AIM:
Below is some material; transcribe all of it exactly.

MATERIAL PROVIDED:
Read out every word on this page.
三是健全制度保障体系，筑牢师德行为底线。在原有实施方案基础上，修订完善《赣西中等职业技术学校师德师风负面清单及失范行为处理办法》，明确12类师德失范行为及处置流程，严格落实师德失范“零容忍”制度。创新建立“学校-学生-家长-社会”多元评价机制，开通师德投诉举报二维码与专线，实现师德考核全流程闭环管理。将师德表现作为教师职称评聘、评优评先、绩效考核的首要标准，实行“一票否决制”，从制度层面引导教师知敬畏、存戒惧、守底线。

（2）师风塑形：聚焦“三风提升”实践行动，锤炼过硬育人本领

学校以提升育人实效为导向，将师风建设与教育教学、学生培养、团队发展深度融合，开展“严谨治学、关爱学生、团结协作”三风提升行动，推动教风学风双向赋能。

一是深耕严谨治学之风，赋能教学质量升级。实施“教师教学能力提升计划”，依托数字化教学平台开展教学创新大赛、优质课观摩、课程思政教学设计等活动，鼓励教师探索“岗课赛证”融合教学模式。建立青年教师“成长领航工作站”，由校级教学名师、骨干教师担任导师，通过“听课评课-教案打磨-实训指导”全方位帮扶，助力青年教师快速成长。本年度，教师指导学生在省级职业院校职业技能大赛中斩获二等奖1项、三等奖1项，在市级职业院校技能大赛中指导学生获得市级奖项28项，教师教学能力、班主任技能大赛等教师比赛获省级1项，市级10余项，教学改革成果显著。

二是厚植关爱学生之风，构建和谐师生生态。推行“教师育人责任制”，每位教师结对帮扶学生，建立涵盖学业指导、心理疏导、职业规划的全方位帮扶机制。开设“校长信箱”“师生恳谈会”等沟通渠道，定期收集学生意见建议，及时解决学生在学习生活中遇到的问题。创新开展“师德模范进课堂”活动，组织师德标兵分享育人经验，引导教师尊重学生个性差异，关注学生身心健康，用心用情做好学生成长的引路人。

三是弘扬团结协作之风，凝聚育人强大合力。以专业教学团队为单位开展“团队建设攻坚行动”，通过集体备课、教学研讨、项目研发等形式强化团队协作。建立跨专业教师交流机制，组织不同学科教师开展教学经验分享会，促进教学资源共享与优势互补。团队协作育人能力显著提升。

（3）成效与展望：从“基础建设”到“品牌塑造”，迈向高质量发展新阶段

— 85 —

RESULT:
Read out every word on this page.
三是健全制度保障体系，筑牢师德行为底线。在原有实施方案基础上，修订完善《赣西中等职业技术学校师德师风负面清单及失范行为处理办法》，明确12类师德失范行为及处置流程，严格落实师德失范“零容忍”制度。创新建立“学校-学生-家长-社会”多元评价机制，开通师德投诉举报二维码与专线，实现师德考核全流程闭环管理。将师德表现作为教师职称评聘、评优评先、绩效考核的首要标准，实行“一票否决制”，从制度层面引导教师知敬畏、存戒惧、守底线。

（2）师风塑形：聚焦“三风提升”实践行动，锤炼过硬育人本领

学校以提升育人实效为导向，将师风建设与教育教学、学生培养、团队发展深度融合，开展“严谨治学、关爱学生、团结协作”三风提升行动，推动教风学风双向赋能。

一是深耕严谨治学之风，赋能教学质量升级。实施“教师教学能力提升计划”，依托数字化教学平台开展教学创新大赛、优质课观摩、课程思政教学设计等活动，鼓励教师探索“岗课赛证”融合教学模式。建立青年教师“成长领航工作站”，由校级教学名师、骨干教师担任导师，通过“听课评课-教案打磨-实训指导”全方位帮扶，助力青年教师快速成长。本年度，教师指导学生在省级职业院校职业技能大赛中斩获二等奖1项、三等奖1项，在市级职业院校技能大赛中指导学生获得市级奖项28项，教师教学能力、班主任技能大赛等教师比赛获省级1项，市级10余项，教学改革成果显著。

二是厚植关爱学生之风，构建和谐师生生态。推行“教师育人责任制”，每位教师结对帮扶学生，建立涵盖学业指导、心理疏导、职业规划的全方位帮扶机制。开设“校长信箱”“师生恳谈会”等沟通渠道，定期收集学生意见建议，及时解决学生在学习生活中遇到的问题。创新开展“师德模范进课堂”活动，组织师德标兵分享育人经验，引导教师尊重学生个性差异，关注学生身心健康，用心用情做好学生成长的引路人。

三是弘扬团结协作之风，凝聚育人强大合力。以专业教学团队为单位开展“团队建设攻坚行动”，通过集体备课、教学研讨、项目研发等形式强化团队协作。建立跨专业教师交流机制，组织不同学科教师开展教学经验分享会，促进教学资源共享与优势互补。团队协作育人能力显著提升。

（3）成效与展望：从“基础建设”到“品牌塑造”，迈向高质量发展新阶段

— 85 —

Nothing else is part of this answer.